╭──

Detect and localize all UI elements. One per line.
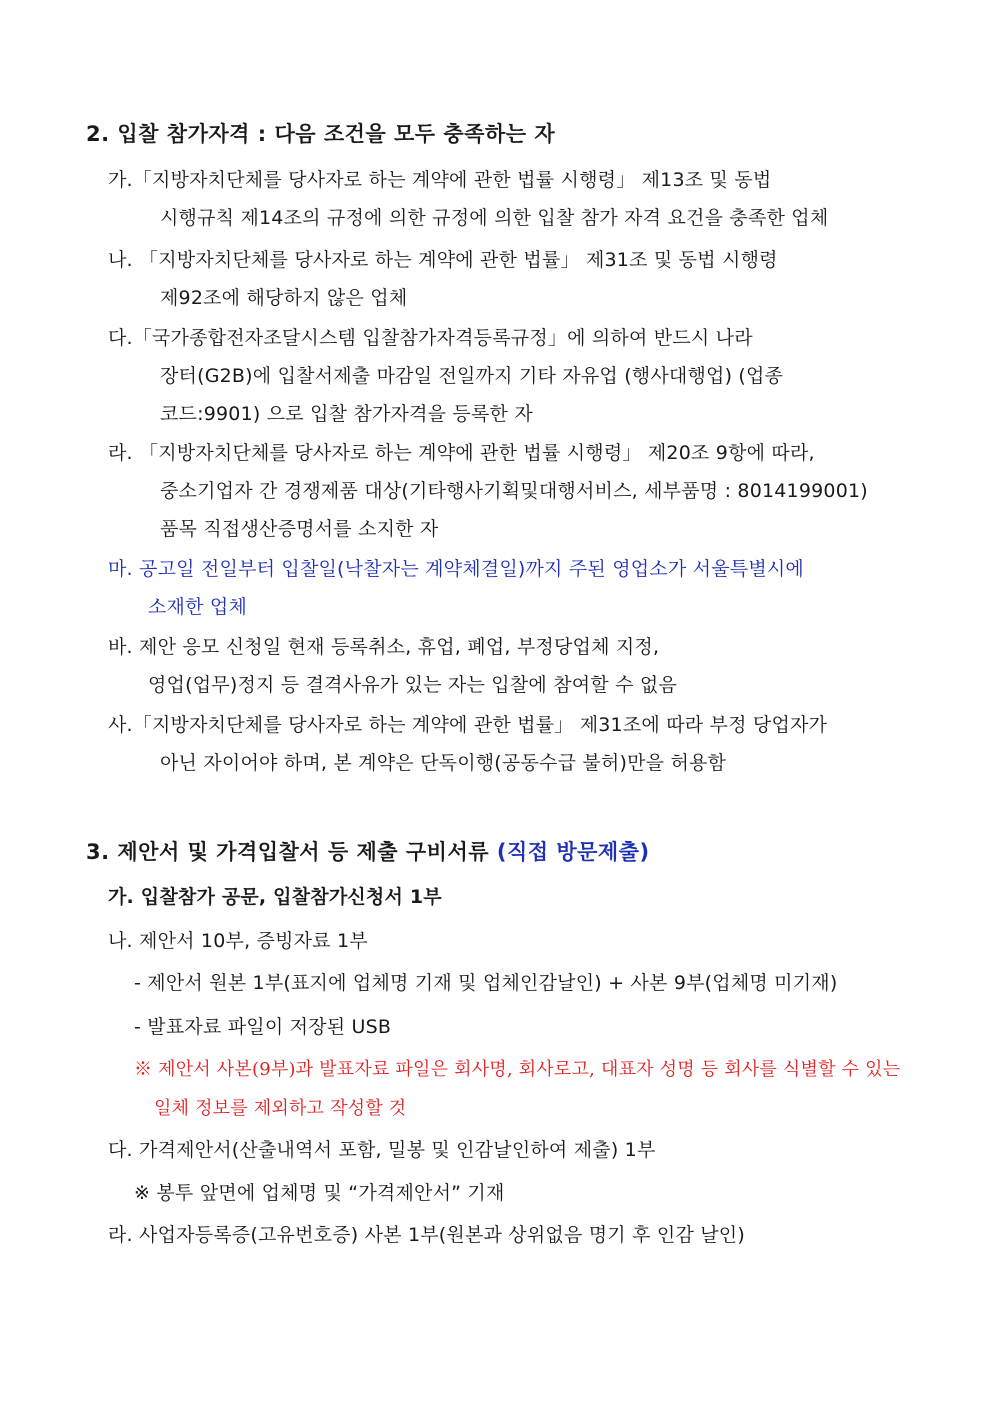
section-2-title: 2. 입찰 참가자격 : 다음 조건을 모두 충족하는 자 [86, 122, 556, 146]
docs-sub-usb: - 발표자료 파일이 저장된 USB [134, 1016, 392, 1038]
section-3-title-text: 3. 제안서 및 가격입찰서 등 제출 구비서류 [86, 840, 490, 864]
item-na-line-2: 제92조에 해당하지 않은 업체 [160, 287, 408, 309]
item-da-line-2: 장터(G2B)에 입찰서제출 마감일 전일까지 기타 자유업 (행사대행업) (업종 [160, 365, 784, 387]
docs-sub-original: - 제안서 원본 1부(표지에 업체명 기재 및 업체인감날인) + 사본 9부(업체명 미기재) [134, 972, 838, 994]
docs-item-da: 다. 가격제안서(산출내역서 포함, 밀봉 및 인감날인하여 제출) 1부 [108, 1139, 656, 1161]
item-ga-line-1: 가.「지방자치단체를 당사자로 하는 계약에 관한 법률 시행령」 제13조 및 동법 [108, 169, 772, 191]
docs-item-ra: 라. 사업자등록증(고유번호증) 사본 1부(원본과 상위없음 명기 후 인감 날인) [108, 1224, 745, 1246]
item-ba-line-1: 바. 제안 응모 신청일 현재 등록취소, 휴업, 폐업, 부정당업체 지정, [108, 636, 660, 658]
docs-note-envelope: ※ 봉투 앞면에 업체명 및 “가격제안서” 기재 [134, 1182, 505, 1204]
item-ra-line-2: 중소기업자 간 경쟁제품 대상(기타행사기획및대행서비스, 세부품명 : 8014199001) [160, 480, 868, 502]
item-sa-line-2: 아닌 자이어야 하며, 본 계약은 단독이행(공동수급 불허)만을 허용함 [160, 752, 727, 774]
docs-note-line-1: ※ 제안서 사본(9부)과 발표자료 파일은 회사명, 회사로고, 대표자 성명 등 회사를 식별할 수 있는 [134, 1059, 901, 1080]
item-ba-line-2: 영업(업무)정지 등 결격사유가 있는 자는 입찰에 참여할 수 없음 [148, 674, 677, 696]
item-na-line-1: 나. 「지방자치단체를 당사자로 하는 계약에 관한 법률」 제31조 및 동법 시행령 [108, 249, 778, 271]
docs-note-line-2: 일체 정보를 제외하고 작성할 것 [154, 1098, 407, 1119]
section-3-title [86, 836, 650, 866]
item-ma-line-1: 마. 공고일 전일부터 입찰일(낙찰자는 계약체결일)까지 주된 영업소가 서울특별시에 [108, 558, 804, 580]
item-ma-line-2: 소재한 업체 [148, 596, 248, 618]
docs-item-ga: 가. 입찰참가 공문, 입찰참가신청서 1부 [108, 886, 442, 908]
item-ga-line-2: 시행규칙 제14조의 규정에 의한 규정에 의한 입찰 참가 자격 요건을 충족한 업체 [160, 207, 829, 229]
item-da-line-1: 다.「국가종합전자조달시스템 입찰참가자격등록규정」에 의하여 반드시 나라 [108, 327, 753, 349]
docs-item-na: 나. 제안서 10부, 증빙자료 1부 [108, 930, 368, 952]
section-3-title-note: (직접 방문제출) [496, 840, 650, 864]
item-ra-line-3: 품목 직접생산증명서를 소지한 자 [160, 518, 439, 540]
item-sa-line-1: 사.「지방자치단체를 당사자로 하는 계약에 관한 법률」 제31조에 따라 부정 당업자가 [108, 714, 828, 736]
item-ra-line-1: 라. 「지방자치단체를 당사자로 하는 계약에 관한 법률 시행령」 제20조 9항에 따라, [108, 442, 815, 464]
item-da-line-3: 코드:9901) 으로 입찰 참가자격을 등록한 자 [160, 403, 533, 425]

╰──
╭──

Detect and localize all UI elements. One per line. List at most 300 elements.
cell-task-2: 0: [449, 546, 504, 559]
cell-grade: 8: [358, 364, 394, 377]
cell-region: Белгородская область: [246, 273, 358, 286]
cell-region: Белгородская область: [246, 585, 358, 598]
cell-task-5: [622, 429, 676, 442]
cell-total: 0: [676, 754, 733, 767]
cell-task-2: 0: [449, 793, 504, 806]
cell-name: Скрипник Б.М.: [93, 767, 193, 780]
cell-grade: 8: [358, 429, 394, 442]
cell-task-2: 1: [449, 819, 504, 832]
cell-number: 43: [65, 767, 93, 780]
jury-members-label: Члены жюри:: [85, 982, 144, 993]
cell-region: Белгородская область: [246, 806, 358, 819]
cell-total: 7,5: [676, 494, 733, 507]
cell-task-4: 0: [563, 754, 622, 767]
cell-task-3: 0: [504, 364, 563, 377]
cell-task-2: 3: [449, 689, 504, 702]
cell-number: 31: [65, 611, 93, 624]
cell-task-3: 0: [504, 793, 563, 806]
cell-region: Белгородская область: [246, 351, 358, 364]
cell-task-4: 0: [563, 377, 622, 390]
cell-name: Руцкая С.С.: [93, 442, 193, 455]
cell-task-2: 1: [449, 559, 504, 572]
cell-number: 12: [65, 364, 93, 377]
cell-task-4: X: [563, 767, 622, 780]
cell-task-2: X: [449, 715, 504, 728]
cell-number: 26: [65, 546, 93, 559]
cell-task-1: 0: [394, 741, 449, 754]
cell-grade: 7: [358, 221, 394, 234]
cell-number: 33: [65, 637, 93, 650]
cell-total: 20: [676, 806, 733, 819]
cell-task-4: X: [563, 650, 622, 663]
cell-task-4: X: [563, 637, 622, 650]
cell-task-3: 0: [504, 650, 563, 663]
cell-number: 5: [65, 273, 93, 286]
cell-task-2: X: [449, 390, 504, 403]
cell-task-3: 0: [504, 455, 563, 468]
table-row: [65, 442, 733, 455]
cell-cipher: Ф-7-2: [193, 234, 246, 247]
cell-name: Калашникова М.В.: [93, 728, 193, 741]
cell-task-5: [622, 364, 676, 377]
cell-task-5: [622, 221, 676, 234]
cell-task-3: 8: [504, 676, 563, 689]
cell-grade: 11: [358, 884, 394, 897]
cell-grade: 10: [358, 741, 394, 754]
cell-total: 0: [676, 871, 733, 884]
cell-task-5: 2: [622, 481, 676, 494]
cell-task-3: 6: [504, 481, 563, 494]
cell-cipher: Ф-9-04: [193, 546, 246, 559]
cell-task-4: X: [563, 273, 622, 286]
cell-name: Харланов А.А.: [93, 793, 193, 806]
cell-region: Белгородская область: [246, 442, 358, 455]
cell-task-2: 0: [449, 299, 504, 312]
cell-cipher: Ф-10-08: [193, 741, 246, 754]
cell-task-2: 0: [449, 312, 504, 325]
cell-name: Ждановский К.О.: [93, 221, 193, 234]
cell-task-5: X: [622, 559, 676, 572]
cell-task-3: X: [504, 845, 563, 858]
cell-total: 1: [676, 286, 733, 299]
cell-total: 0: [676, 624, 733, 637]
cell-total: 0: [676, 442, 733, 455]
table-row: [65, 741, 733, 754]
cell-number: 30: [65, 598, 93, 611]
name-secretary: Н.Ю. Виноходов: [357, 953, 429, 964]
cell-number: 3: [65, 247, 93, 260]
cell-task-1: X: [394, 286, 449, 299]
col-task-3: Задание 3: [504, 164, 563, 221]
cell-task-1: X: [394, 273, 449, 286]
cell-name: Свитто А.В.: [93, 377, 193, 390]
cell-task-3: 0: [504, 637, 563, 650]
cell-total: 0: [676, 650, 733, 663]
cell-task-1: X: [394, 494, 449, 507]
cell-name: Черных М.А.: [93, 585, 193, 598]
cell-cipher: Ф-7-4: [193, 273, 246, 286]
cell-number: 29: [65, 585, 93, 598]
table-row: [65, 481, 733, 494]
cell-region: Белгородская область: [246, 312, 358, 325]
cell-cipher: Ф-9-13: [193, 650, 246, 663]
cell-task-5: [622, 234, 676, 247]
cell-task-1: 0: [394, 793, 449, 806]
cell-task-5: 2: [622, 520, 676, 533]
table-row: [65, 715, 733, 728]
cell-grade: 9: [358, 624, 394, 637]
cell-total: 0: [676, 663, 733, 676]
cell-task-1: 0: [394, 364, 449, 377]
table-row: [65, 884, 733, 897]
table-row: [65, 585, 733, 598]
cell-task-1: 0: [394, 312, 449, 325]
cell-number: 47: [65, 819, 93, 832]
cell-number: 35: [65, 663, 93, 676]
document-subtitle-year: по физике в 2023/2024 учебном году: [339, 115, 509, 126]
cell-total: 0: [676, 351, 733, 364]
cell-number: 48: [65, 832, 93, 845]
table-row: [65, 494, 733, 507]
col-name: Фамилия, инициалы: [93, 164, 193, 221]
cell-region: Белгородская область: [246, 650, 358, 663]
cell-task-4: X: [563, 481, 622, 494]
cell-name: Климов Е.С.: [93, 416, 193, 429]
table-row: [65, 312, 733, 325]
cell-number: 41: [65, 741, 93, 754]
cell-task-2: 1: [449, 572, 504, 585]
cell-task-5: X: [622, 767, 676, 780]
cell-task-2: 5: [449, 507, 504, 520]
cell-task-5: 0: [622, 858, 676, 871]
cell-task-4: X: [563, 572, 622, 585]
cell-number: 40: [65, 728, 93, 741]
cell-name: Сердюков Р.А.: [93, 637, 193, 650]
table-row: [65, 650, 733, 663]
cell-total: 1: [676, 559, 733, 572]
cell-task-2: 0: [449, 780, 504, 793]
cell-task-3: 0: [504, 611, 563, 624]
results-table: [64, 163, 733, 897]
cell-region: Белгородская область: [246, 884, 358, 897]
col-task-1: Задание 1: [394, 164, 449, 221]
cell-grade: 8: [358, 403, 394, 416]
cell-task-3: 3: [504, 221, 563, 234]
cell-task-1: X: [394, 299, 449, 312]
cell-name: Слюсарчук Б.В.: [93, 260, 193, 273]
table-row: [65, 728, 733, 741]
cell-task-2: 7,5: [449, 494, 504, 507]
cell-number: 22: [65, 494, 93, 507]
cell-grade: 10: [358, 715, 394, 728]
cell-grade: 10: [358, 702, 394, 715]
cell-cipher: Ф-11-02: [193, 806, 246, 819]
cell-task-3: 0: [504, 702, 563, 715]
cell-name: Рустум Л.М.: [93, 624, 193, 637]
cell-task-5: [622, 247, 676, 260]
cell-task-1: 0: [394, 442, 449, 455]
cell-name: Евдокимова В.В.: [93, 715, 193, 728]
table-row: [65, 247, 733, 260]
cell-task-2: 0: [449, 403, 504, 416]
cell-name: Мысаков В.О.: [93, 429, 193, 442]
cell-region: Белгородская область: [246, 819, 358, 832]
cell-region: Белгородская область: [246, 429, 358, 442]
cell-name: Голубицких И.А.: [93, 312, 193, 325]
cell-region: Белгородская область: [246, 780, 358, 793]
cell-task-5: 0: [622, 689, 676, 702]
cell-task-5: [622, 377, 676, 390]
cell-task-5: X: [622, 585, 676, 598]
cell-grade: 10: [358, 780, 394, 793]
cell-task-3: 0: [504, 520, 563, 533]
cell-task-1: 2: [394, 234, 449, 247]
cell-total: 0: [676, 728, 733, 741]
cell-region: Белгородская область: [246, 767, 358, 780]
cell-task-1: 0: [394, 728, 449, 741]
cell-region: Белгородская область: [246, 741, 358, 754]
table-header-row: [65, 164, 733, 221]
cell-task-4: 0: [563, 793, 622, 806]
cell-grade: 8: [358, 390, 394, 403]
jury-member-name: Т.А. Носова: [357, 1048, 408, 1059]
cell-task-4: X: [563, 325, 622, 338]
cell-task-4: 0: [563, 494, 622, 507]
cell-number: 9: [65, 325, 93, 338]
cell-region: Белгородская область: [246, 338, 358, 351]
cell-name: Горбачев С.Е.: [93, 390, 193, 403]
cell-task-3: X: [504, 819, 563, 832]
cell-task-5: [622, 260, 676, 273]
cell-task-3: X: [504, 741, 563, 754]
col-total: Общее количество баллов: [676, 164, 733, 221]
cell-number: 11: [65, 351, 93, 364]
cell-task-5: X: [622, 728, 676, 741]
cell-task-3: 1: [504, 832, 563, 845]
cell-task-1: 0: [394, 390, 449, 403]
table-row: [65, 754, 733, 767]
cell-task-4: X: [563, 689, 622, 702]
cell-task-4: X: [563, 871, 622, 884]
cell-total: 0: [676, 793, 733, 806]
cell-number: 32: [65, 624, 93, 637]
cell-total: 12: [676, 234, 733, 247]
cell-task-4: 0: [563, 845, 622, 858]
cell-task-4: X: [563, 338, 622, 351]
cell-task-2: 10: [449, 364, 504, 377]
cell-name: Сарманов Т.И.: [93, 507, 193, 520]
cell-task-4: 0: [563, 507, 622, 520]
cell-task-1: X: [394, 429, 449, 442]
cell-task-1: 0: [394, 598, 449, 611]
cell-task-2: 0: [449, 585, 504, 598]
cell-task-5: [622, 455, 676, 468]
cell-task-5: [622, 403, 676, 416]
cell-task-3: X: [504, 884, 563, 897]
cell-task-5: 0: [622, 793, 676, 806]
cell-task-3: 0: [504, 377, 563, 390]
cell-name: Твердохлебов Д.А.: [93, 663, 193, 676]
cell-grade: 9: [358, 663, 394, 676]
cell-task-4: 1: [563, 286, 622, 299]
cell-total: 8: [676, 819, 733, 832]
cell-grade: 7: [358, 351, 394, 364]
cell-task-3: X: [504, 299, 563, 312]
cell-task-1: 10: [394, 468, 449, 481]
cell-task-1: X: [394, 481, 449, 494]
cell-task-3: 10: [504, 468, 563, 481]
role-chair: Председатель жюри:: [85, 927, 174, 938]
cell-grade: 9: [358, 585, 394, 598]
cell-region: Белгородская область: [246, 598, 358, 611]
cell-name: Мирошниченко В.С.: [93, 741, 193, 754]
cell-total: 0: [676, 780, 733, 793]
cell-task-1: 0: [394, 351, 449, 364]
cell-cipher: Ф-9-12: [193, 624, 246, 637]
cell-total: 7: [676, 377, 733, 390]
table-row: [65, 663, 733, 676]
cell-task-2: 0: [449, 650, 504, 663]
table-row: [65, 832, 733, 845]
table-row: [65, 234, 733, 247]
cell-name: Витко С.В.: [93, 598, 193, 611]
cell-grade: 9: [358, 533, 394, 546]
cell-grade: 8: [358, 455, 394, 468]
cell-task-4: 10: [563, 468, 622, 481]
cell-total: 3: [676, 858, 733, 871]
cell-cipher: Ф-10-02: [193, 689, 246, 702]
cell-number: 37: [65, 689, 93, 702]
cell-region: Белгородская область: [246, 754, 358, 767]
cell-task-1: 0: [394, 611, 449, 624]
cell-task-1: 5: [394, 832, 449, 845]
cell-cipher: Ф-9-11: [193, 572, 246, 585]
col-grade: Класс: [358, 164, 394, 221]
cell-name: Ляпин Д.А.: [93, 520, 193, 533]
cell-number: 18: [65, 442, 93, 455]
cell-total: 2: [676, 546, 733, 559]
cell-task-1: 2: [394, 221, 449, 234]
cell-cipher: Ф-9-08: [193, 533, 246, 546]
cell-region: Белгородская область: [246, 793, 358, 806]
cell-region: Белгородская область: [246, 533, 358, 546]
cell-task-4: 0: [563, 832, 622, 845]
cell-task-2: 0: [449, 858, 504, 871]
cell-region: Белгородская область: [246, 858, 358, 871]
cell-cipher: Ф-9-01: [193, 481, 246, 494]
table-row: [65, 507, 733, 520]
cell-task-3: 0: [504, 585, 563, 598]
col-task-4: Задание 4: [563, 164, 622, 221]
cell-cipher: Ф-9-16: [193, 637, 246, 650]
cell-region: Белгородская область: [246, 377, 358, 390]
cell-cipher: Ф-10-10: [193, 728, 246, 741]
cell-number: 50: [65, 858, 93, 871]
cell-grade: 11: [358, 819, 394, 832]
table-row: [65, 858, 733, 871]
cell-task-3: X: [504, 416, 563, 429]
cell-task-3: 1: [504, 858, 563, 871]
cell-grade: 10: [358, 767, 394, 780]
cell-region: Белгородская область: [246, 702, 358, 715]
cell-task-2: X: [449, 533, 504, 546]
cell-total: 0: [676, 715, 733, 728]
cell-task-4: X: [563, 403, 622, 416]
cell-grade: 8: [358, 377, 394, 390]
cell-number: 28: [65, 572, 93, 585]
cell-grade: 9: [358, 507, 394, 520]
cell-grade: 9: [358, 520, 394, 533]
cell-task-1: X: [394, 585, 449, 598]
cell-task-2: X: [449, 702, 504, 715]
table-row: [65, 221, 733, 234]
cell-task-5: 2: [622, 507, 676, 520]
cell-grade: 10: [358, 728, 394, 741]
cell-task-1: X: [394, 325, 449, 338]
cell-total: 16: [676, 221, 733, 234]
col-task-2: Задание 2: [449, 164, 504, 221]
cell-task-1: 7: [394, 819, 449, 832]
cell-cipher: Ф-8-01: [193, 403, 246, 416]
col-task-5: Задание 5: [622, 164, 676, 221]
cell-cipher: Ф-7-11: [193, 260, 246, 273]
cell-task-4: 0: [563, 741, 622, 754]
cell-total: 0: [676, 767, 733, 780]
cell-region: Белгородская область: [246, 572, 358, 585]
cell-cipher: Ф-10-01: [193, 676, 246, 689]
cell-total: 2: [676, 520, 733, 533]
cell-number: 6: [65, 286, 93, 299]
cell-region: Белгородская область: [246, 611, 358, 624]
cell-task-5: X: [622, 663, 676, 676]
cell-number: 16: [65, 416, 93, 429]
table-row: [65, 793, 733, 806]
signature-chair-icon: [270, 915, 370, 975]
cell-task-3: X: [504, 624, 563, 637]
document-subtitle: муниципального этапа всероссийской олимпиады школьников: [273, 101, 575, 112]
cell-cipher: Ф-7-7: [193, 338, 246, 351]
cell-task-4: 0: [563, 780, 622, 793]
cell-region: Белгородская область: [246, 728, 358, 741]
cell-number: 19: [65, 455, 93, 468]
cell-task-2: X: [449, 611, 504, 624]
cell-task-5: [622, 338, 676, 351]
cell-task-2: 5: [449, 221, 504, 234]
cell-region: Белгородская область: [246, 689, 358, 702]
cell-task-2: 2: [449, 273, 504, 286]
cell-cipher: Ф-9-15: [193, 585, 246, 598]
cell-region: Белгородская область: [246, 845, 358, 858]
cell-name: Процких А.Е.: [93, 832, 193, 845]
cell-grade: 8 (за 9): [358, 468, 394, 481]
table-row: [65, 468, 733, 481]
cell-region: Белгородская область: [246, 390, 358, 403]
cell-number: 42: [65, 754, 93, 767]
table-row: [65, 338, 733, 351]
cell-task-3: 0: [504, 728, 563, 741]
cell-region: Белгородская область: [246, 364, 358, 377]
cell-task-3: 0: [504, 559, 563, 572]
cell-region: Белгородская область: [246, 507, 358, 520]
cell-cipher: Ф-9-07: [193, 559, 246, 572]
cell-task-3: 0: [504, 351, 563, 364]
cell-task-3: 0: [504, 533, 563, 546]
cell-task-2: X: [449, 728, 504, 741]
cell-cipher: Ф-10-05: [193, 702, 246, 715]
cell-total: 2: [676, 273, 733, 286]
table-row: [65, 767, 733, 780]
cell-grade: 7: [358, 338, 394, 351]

╰──

[作業内容]:
データの中から、文字列「subtitle」を含む行をすべて抜き出してください。

[想定される解答]:
document-subtitle-year: по физике в 2023/2024 учебном году: [339, 115, 509, 126]
document-subtitle: муниципального этапа всероссийской олимпиады школьников: [273, 101, 575, 112]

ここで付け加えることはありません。